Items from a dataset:
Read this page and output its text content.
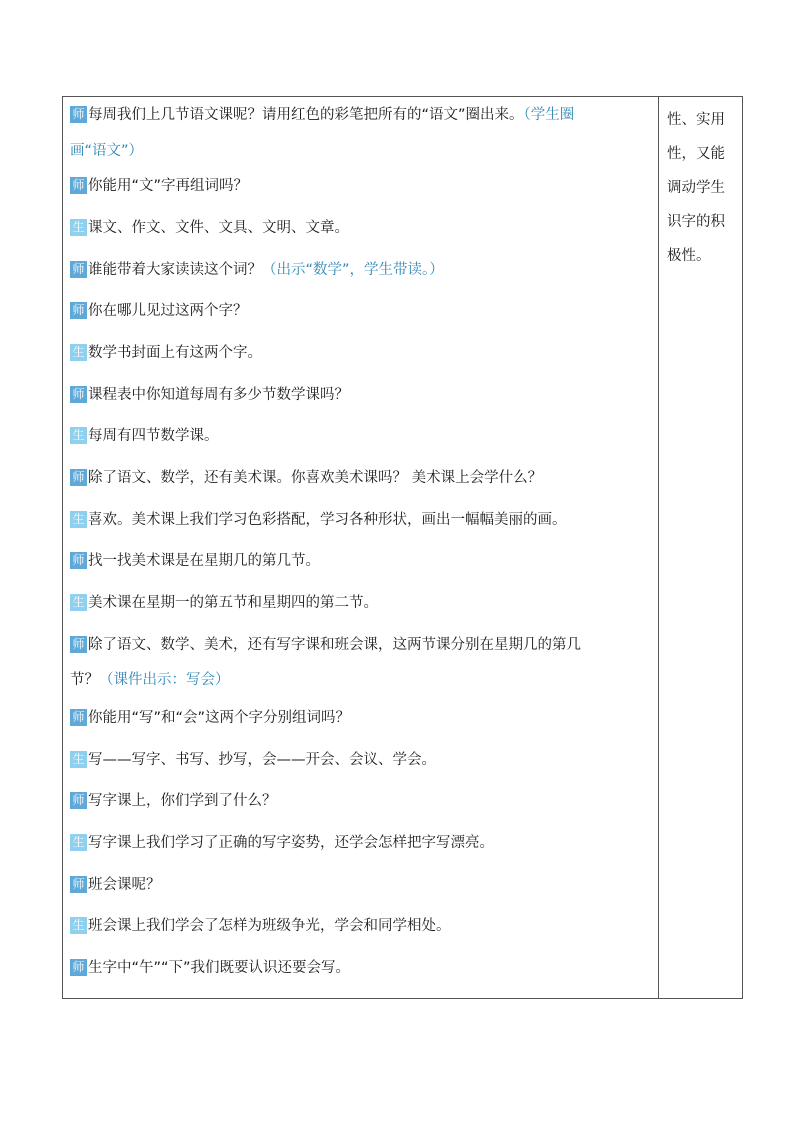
师 每周我们上几节语文课呢？请用红色的彩笔把所有的“语文”圈出来。（学生圈
画“语文”）
师 你能用“文”字再组词吗？
生 课文、作文、文件、文具、文明、文章。
师 谁能带着大家读读这个词？（出示“数学”，学生带读。）
师 你在哪儿见过这两个字？
生 数学书封面上有这两个字。
师 课程表中你知道每周有多少节数学课吗？
生 每周有四节数学课。
师 除了语文、数学，还有美术课。你喜欢美术课吗？ 美术课上会学什么？
生 喜欢。美术课上我们学习色彩搭配，学习各种形状，画出一幅幅美丽的画。
师 找一找美术课是在星期几的第几节。
生 美术课在星期一的第五节和星期四的第二节。
师 除了语文、数学、美术，还有写字课和班会课，这两节课分别在星期几的第几
节？（课件出示：写会）
师 你能用“写”和“会”这两个字分别组词吗？
生 写——写字、书写、抄写，会——开会、会议、学会。
师 写字课上，你们学到了什么？
生 写字课上我们学习了正确的写字姿势，还学会怎样把字写漂亮。
师 班会课呢？
生 班会课上我们学会了怎样为班级争光，学会和同学相处。
师 生字中“午”“下”我们既要认识还要会写。
性、实用
性，又能
调动学生
识字的积
极性。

» The problem
Every record above should be written out again exactly; the pictures stay out of the copy.

» Solution to the exercise
Read this page and output its text content.
师 每周我们上几节语文课呢？请用红色的彩笔把所有的“语文”圈出来。（学生圈
画“语文”）
师 你能用“文”字再组词吗？
生 课文、作文、文件、文具、文明、文章。
师 谁能带着大家读读这个词？（出示“数学”，学生带读。）
师 你在哪儿见过这两个字？
生 数学书封面上有这两个字。
师 课程表中你知道每周有多少节数学课吗？
生 每周有四节数学课。
师 除了语文、数学，还有美术课。你喜欢美术课吗？ 美术课上会学什么？
生 喜欢。美术课上我们学习色彩搭配，学习各种形状，画出一幅幅美丽的画。
师 找一找美术课是在星期几的第几节。
生 美术课在星期一的第五节和星期四的第二节。
师 除了语文、数学、美术，还有写字课和班会课，这两节课分别在星期几的第几
节？（课件出示：写会）
师 你能用“写”和“会”这两个字分别组词吗？
生 写——写字、书写、抄写，会——开会、会议、学会。
师 写字课上，你们学到了什么？
生 写字课上我们学习了正确的写字姿势，还学会怎样把字写漂亮。
师 班会课呢？
生 班会课上我们学会了怎样为班级争光，学会和同学相处。
师 生字中“午”“下”我们既要认识还要会写。
性、实用
性，又能
调动学生
识字的积
极性。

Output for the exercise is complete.